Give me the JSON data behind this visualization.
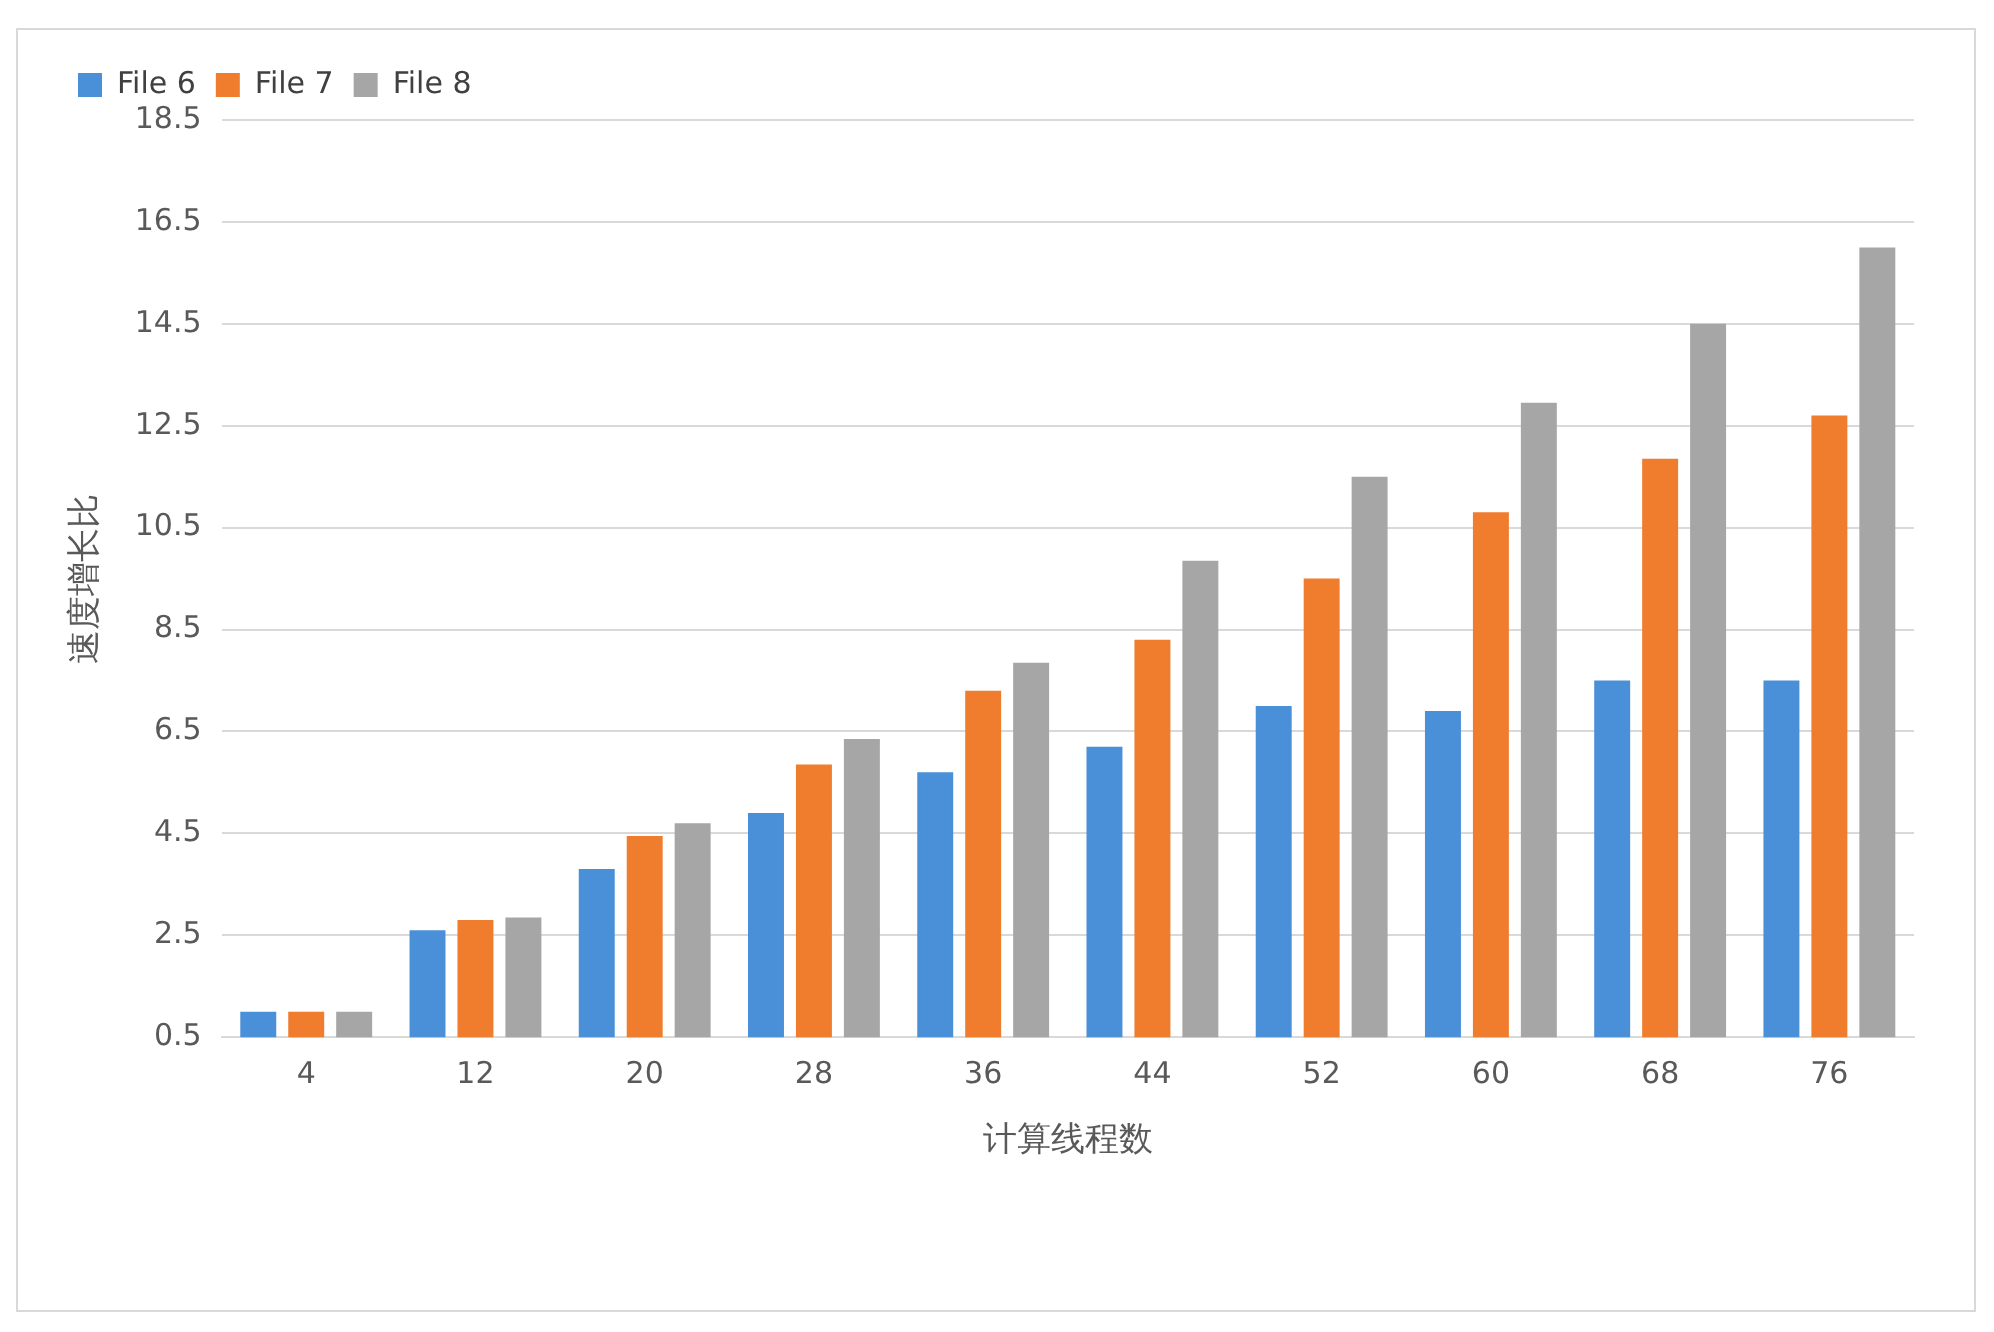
{
  "chart_data": {
    "type": "bar",
    "xlabel": "计算线程数",
    "ylabel": "速度增长比",
    "categories": [
      "4",
      "12",
      "20",
      "28",
      "36",
      "44",
      "52",
      "60",
      "68",
      "76"
    ],
    "series": [
      {
        "name": "File 6",
        "color": "#4a90d9",
        "values": [
          1.0,
          2.6,
          3.8,
          4.9,
          5.7,
          6.2,
          7.0,
          6.9,
          7.5,
          7.5
        ]
      },
      {
        "name": "File 7",
        "color": "#f07d2e",
        "values": [
          1.0,
          2.8,
          4.45,
          5.85,
          7.3,
          8.3,
          9.5,
          10.8,
          11.85,
          12.7
        ]
      },
      {
        "name": "File 8",
        "color": "#a6a6a6",
        "values": [
          1.0,
          2.85,
          4.7,
          6.35,
          7.85,
          9.85,
          11.5,
          12.95,
          14.5,
          16.0
        ]
      }
    ],
    "ylim": [
      0.5,
      18.5
    ],
    "yticks": [
      0.5,
      2.5,
      4.5,
      6.5,
      8.5,
      10.5,
      12.5,
      14.5,
      16.5,
      18.5
    ],
    "grid": "y",
    "legend": "top left"
  }
}
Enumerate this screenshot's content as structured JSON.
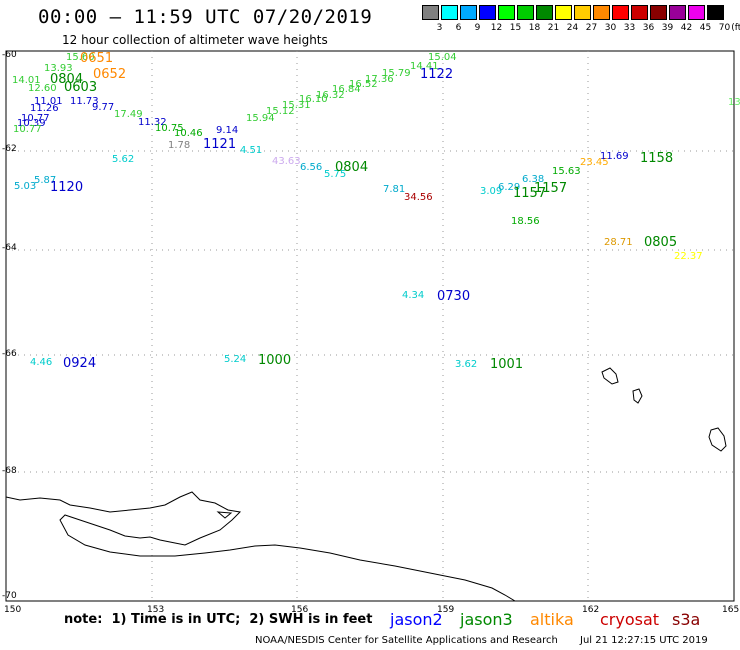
{
  "title": "00:00 – 11:59 UTC 07/20/2019",
  "subtitle": "12 hour collection of altimeter wave heights",
  "legend": {
    "unit": "(ft)",
    "bins": [
      {
        "label": "3",
        "color": "#808080"
      },
      {
        "label": "6",
        "color": "#00ffff"
      },
      {
        "label": "9",
        "color": "#00aaff"
      },
      {
        "label": "12",
        "color": "#0000ff"
      },
      {
        "label": "15",
        "color": "#00ff00"
      },
      {
        "label": "18",
        "color": "#00cc00"
      },
      {
        "label": "21",
        "color": "#008800"
      },
      {
        "label": "24",
        "color": "#ffff00"
      },
      {
        "label": "27",
        "color": "#ffcc00"
      },
      {
        "label": "30",
        "color": "#ff8800"
      },
      {
        "label": "33",
        "color": "#ff0000"
      },
      {
        "label": "36",
        "color": "#cc0000"
      },
      {
        "label": "39",
        "color": "#880000"
      },
      {
        "label": "42",
        "color": "#990099"
      },
      {
        "label": "45",
        "color": "#ee00ee"
      },
      {
        "label": "70",
        "color": "#000000"
      }
    ]
  },
  "axes": {
    "lat_labels": [
      "-60",
      "-62",
      "-64",
      "-66",
      "-68",
      "-70"
    ],
    "lon_labels": [
      "150",
      "153",
      "156",
      "159",
      "162",
      "165"
    ]
  },
  "points": [
    {
      "text": "15.60",
      "color": "#33cc33"
    },
    {
      "text": "14.01",
      "color": "#33cc33"
    },
    {
      "text": "13.93",
      "color": "#33cc33"
    },
    {
      "text": "12.60",
      "color": "#33cc33"
    },
    {
      "text": "11.01",
      "color": "#0000cc"
    },
    {
      "text": "11.73",
      "color": "#0000cc"
    },
    {
      "text": "11.26",
      "color": "#0000cc"
    },
    {
      "text": "10.77",
      "color": "#0000cc"
    },
    {
      "text": "10.39",
      "color": "#0000cc"
    },
    {
      "text": "10.77",
      "color": "#33cc33"
    },
    {
      "text": "9.77",
      "color": "#0000cc"
    },
    {
      "text": "17.49",
      "color": "#33cc33"
    },
    {
      "text": "11.32",
      "color": "#0000cc"
    },
    {
      "text": "10.75",
      "color": "#00aa00"
    },
    {
      "text": "10.46",
      "color": "#00aa00"
    },
    {
      "text": "9.14",
      "color": "#0000cc"
    },
    {
      "text": "1.78",
      "color": "#808080"
    },
    {
      "text": "15.94",
      "color": "#33cc33"
    },
    {
      "text": "15.12",
      "color": "#33cc33"
    },
    {
      "text": "15.31",
      "color": "#33cc33"
    },
    {
      "text": "16.10",
      "color": "#33cc33"
    },
    {
      "text": "16.32",
      "color": "#33cc33"
    },
    {
      "text": "16.84",
      "color": "#33cc33"
    },
    {
      "text": "16.52",
      "color": "#33cc33"
    },
    {
      "text": "17.36",
      "color": "#33cc33"
    },
    {
      "text": "15.79",
      "color": "#33cc33"
    },
    {
      "text": "14.41",
      "color": "#33cc33"
    },
    {
      "text": "15.04",
      "color": "#33cc33"
    },
    {
      "text": "5.62",
      "color": "#00cccc"
    },
    {
      "text": "4.51",
      "color": "#00cccc"
    },
    {
      "text": "43.63",
      "color": "#ccaaee"
    },
    {
      "text": "6.56",
      "color": "#00aacc"
    },
    {
      "text": "5.75",
      "color": "#00cccc"
    },
    {
      "text": "5.87",
      "color": "#00aacc"
    },
    {
      "text": "5.03",
      "color": "#00aacc"
    },
    {
      "text": "7.81",
      "color": "#00aacc"
    },
    {
      "text": "34.56",
      "color": "#aa0000"
    },
    {
      "text": "3.09",
      "color": "#00cccc"
    },
    {
      "text": "6.29",
      "color": "#00aacc"
    },
    {
      "text": "6.38",
      "color": "#00aacc"
    },
    {
      "text": "18.56",
      "color": "#00aa00"
    },
    {
      "text": "15.63",
      "color": "#00aa00"
    },
    {
      "text": "23.45",
      "color": "#ffaa00"
    },
    {
      "text": "11.69",
      "color": "#0000cc"
    },
    {
      "text": "28.71",
      "color": "#dd9900"
    },
    {
      "text": "22.37",
      "color": "#ffff00"
    },
    {
      "text": "4.34",
      "color": "#00cccc"
    },
    {
      "text": "4.46",
      "color": "#00cccc"
    },
    {
      "text": "5.24",
      "color": "#00cccc"
    },
    {
      "text": "3.62",
      "color": "#00cccc"
    },
    {
      "text": "13",
      "color": "#66ee66"
    }
  ],
  "times": [
    {
      "text": "0651",
      "color": "#ff8800"
    },
    {
      "text": "0652",
      "color": "#ff8800"
    },
    {
      "text": "0804",
      "color": "#008800"
    },
    {
      "text": "0603",
      "color": "#008800"
    },
    {
      "text": "1122",
      "color": "#0000cc"
    },
    {
      "text": "1121",
      "color": "#0000cc"
    },
    {
      "text": "1120",
      "color": "#0000cc"
    },
    {
      "text": "0804",
      "color": "#008800"
    },
    {
      "text": "1157",
      "color": "#008800"
    },
    {
      "text": "1157",
      "color": "#008800"
    },
    {
      "text": "1158",
      "color": "#008800"
    },
    {
      "text": "0805",
      "color": "#008800"
    },
    {
      "text": "0730",
      "color": "#0000cc"
    },
    {
      "text": "0924",
      "color": "#0000cc"
    },
    {
      "text": "1000",
      "color": "#008800"
    },
    {
      "text": "1001",
      "color": "#008800"
    }
  ],
  "note": "note:  1) Time is in UTC;  2) SWH is in feet",
  "satellites": [
    {
      "name": "jason2",
      "color": "#0000ff"
    },
    {
      "name": "jason3",
      "color": "#008800"
    },
    {
      "name": "altika",
      "color": "#ff8800"
    },
    {
      "name": "cryosat",
      "color": "#cc0000"
    },
    {
      "name": "s3a",
      "color": "#880000"
    }
  ],
  "credit": "NOAA/NESDIS Center for Satellite Applications and Research",
  "timestamp": "Jul 21 12:27:15 UTC 2019"
}
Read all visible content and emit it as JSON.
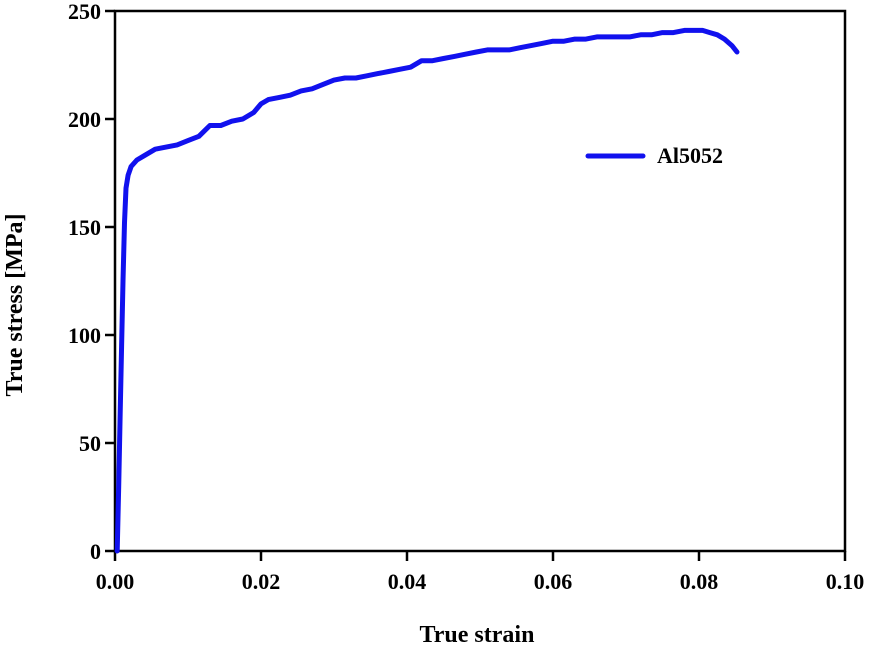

┄┄┄┄┄┄

** Set exercise **
All the lines above are to be reproduced exactly, except the pictures.

** Task solution **
Give me the JSON data behind this visualization.
{
  "chart_data": {
    "type": "bar",
    "xlabel": "计算线程数",
    "ylabel": "速度增长比",
    "categories": [
      "4",
      "12",
      "20",
      "28",
      "36",
      "44",
      "52",
      "60",
      "68",
      "76"
    ],
    "series": [
      {
        "name": "File 6",
        "color": "#4a90d9",
        "values": [
          1.0,
          2.6,
          3.8,
          4.9,
          5.7,
          6.2,
          7.0,
          6.9,
          7.5,
          7.5
        ]
      },
      {
        "name": "File 7",
        "color": "#f07d2e",
        "values": [
          1.0,
          2.8,
          4.45,
          5.85,
          7.3,
          8.3,
          9.5,
          10.8,
          11.85,
          12.7
        ]
      },
      {
        "name": "File 8",
        "color": "#a6a6a6",
        "values": [
          1.0,
          2.85,
          4.7,
          6.35,
          7.85,
          9.85,
          11.5,
          12.95,
          14.5,
          16.0
        ]
      }
    ],
    "ylim": [
      0.5,
      18.5
    ],
    "yticks": [
      0.5,
      2.5,
      4.5,
      6.5,
      8.5,
      10.5,
      12.5,
      14.5,
      16.5,
      18.5
    ],
    "grid": "y",
    "legend": "top left"
  }
}
Enumerate this screenshot's content as structured JSON.
{
  "title": "00:00 – 11:59 UTC 07/20/2019",
  "subtitle": "12 hour collection of altimeter wave heights",
  "legend": {
    "unit": "(ft)",
    "bins": [
      {
        "label": "3",
        "color": "#808080"
      },
      {
        "label": "6",
        "color": "#00ffff"
      },
      {
        "label": "9",
        "color": "#00aaff"
      },
      {
        "label": "12",
        "color": "#0000ff"
      },
      {
        "label": "15",
        "color": "#00ff00"
      },
      {
        "label": "18",
        "color": "#00cc00"
      },
      {
        "label": "21",
        "color": "#008800"
      },
      {
        "label": "24",
        "color": "#ffff00"
      },
      {
        "label": "27",
        "color": "#ffcc00"
      },
      {
        "label": "30",
        "color": "#ff8800"
      },
      {
        "label": "33",
        "color": "#ff0000"
      },
      {
        "label": "36",
        "color": "#cc0000"
      },
      {
        "label": "39",
        "color": "#880000"
      },
      {
        "label": "42",
        "color": "#990099"
      },
      {
        "label": "45",
        "color": "#ee00ee"
      },
      {
        "label": "70",
        "color": "#000000"
      }
    ]
  },
  "axes": {
    "lat_labels": [
      "-60",
      "-62",
      "-64",
      "-66",
      "-68",
      "-70"
    ],
    "lon_labels": [
      "150",
      "153",
      "156",
      "159",
      "162",
      "165"
    ]
  },
  "points": [
    {
      "text": "15.60",
      "color": "#33cc33"
    },
    {
      "text": "14.01",
      "color": "#33cc33"
    },
    {
      "text": "13.93",
      "color": "#33cc33"
    },
    {
      "text": "12.60",
      "color": "#33cc33"
    },
    {
      "text": "11.01",
      "color": "#0000cc"
    },
    {
      "text": "11.73",
      "color": "#0000cc"
    },
    {
      "text": "11.26",
      "color": "#0000cc"
    },
    {
      "text": "10.77",
      "color": "#0000cc"
    },
    {
      "text": "10.39",
      "color": "#0000cc"
    },
    {
      "text": "10.77",
      "color": "#33cc33"
    },
    {
      "text": "9.77",
      "color": "#0000cc"
    },
    {
      "text": "17.49",
      "color": "#33cc33"
    },
    {
      "text": "11.32",
      "color": "#0000cc"
    },
    {
      "text": "10.75",
      "color": "#00aa00"
    },
    {
      "text": "10.46",
      "color": "#00aa00"
    },
    {
      "text": "9.14",
      "color": "#0000cc"
    },
    {
      "text": "1.78",
      "color": "#808080"
    },
    {
      "text": "15.94",
      "color": "#33cc33"
    },
    {
      "text": "15.12",
      "color": "#33cc33"
    },
    {
      "text": "15.31",
      "color": "#33cc33"
    },
    {
      "text": "16.10",
      "color": "#33cc33"
    },
    {
      "text": "16.32",
      "color": "#33cc33"
    },
    {
      "text": "16.84",
      "color": "#33cc33"
    },
    {
      "text": "16.52",
      "color": "#33cc33"
    },
    {
      "text": "17.36",
      "color": "#33cc33"
    },
    {
      "text": "15.79",
      "color": "#33cc33"
    },
    {
      "text": "14.41",
      "color": "#33cc33"
    },
    {
      "text": "15.04",
      "color": "#33cc33"
    },
    {
      "text": "5.62",
      "color": "#00cccc"
    },
    {
      "text": "4.51",
      "color": "#00cccc"
    },
    {
      "text": "43.63",
      "color": "#ccaaee"
    },
    {
      "text": "6.56",
      "color": "#00aacc"
    },
    {
      "text": "5.75",
      "color": "#00cccc"
    },
    {
      "text": "5.87",
      "color": "#00aacc"
    },
    {
      "text": "5.03",
      "color": "#00aacc"
    },
    {
      "text": "7.81",
      "color": "#00aacc"
    },
    {
      "text": "34.56",
      "color": "#aa0000"
    },
    {
      "text": "3.09",
      "color": "#00cccc"
    },
    {
      "text": "6.29",
      "color": "#00aacc"
    },
    {
      "text": "6.38",
      "color": "#00aacc"
    },
    {
      "text": "18.56",
      "color": "#00aa00"
    },
    {
      "text": "15.63",
      "color": "#00aa00"
    },
    {
      "text": "23.45",
      "color": "#ffaa00"
    },
    {
      "text": "11.69",
      "color": "#0000cc"
    },
    {
      "text": "28.71",
      "color": "#dd9900"
    },
    {
      "text": "22.37",
      "color": "#ffff00"
    },
    {
      "text": "4.34",
      "color": "#00cccc"
    },
    {
      "text": "4.46",
      "color": "#00cccc"
    },
    {
      "text": "5.24",
      "color": "#00cccc"
    },
    {
      "text": "3.62",
      "color": "#00cccc"
    },
    {
      "text": "13",
      "color": "#66ee66"
    }
  ],
  "times": [
    {
      "text": "0651",
      "color": "#ff8800"
    },
    {
      "text": "0652",
      "color": "#ff8800"
    },
    {
      "text": "0804",
      "color": "#008800"
    },
    {
      "text": "0603",
      "color": "#008800"
    },
    {
      "text": "1122",
      "color": "#0000cc"
    },
    {
      "text": "1121",
      "color": "#0000cc"
    },
    {
      "text": "1120",
      "color": "#0000cc"
    },
    {
      "text": "0804",
      "color": "#008800"
    },
    {
      "text": "1157",
      "color": "#008800"
    },
    {
      "text": "1157",
      "color": "#008800"
    },
    {
      "text": "1158",
      "color": "#008800"
    },
    {
      "text": "0805",
      "color": "#008800"
    },
    {
      "text": "0730",
      "color": "#0000cc"
    },
    {
      "text": "0924",
      "color": "#0000cc"
    },
    {
      "text": "1000",
      "color": "#008800"
    },
    {
      "text": "1001",
      "color": "#008800"
    }
  ],
  "note": "note:  1) Time is in UTC;  2) SWH is in feet",
  "satellites": [
    {
      "name": "jason2",
      "color": "#0000ff"
    },
    {
      "name": "jason3",
      "color": "#008800"
    },
    {
      "name": "altika",
      "color": "#ff8800"
    },
    {
      "name": "cryosat",
      "color": "#cc0000"
    },
    {
      "name": "s3a",
      "color": "#880000"
    }
  ],
  "credit": "NOAA/NESDIS Center for Satellite Applications and Research",
  "timestamp": "Jul 21 12:27:15 UTC 2019"
}
Read all visible content and emit it as JSON.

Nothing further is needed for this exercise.